■ **Your objective**: Search the data below for the string "icon". Extract every line that contains it.

Stored entries:
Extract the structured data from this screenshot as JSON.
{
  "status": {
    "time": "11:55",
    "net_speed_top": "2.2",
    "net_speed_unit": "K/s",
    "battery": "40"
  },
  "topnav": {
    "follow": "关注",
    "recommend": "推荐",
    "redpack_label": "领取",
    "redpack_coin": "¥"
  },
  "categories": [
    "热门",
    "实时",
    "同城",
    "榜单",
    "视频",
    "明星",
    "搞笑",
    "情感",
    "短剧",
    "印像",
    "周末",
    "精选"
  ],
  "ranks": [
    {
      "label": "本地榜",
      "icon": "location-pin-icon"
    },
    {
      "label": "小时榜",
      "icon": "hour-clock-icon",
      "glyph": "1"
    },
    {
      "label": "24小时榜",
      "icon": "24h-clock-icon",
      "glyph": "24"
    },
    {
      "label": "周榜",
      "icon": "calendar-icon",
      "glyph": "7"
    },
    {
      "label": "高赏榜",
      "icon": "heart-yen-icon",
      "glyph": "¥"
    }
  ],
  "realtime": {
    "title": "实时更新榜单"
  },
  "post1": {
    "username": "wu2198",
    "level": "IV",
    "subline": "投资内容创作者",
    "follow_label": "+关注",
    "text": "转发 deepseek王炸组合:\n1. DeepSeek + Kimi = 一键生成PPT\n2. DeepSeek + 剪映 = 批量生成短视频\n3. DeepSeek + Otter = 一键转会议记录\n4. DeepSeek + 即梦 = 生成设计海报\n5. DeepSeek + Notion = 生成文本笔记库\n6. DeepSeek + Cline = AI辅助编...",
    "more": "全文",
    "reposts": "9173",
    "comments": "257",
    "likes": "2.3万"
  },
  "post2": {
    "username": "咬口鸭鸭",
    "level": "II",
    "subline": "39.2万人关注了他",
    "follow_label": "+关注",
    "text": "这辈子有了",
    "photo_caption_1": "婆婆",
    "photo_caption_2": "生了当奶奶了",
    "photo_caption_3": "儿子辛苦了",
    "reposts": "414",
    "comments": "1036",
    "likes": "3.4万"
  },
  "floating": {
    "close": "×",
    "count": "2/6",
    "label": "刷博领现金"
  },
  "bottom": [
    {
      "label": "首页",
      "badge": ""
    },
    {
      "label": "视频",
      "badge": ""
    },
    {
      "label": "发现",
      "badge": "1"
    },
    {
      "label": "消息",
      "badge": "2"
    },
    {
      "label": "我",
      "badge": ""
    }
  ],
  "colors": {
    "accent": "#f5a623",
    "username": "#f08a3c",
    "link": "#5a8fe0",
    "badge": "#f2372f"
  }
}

■ **Answer to the task**:
      "icon": "location-pin-icon"
      "icon": "hour-clock-icon",
      "icon": "24h-clock-icon",
      "icon": "calendar-icon",
      "icon": "heart-yen-icon",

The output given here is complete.